◆ Your task: Please render each line of the records below as a numbered list, omitting any blank lines.

◆ Dataset content:
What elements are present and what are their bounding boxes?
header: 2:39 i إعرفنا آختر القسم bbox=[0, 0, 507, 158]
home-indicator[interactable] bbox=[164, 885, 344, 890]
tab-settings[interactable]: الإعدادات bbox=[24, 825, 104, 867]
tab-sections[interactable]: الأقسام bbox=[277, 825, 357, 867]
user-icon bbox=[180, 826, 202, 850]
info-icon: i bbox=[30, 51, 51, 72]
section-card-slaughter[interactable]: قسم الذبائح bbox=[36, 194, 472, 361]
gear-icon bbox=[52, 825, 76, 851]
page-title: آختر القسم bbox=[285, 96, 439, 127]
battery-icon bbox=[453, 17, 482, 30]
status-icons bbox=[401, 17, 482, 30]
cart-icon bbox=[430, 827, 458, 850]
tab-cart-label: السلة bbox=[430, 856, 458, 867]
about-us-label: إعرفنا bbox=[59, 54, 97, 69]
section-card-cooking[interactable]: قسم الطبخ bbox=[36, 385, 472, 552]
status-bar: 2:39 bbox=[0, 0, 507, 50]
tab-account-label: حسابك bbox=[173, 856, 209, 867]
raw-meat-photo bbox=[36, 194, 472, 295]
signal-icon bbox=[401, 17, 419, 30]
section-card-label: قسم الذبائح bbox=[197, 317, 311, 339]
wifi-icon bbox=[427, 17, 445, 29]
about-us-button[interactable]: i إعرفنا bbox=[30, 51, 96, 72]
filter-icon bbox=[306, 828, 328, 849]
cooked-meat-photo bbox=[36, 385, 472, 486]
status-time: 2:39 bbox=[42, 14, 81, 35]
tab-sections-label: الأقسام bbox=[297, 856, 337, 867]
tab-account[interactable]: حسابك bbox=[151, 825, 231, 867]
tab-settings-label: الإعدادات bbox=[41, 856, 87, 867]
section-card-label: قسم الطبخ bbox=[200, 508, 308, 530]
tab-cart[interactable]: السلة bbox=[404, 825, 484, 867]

◆ Finished task:
1. What elements are present and what are their bounding boxes?
2. header: 2:39 i إعرفنا آختر القسم bbox=[0, 0, 507, 158]
3. home-indicator[interactable] bbox=[164, 885, 344, 890]
4. tab-settings[interactable]: الإعدادات bbox=[24, 825, 104, 867]
5. tab-sections[interactable]: الأقسام bbox=[277, 825, 357, 867]
6. user-icon bbox=[180, 826, 202, 850]
7. info-icon: i bbox=[30, 51, 51, 72]
8. section-card-slaughter[interactable]: قسم الذبائح bbox=[36, 194, 472, 361]
9. gear-icon bbox=[52, 825, 76, 851]
10. page-title: آختر القسم bbox=[285, 96, 439, 127]
11. battery-icon bbox=[453, 17, 482, 30]
12. status-icons bbox=[401, 17, 482, 30]
13. cart-icon bbox=[430, 827, 458, 850]
14. tab-cart-label: السلة bbox=[430, 856, 458, 867]
15. about-us-label: إعرفنا bbox=[59, 54, 97, 69]
16. section-card-cooking[interactable]: قسم الطبخ bbox=[36, 385, 472, 552]
17. status-bar: 2:39 bbox=[0, 0, 507, 50]
18. tab-account-label: حسابك bbox=[173, 856, 209, 867]
19. raw-meat-photo bbox=[36, 194, 472, 295]
20. signal-icon bbox=[401, 17, 419, 30]
21. section-card-label: قسم الذبائح bbox=[197, 317, 311, 339]
22. wifi-icon bbox=[427, 17, 445, 29]
23. about-us-button[interactable]: i إعرفنا bbox=[30, 51, 96, 72]
24. filter-icon bbox=[306, 828, 328, 849]
25. cooked-meat-photo bbox=[36, 385, 472, 486]
26. status-time: 2:39 bbox=[42, 14, 81, 35]
27. tab-sections-label: الأقسام bbox=[297, 856, 337, 867]
28. tab-account[interactable]: حسابك bbox=[151, 825, 231, 867]
29. tab-settings-label: الإعدادات bbox=[41, 856, 87, 867]
30. section-card-label: قسم الطبخ bbox=[200, 508, 308, 530]
31. tab-cart[interactable]: السلة bbox=[404, 825, 484, 867]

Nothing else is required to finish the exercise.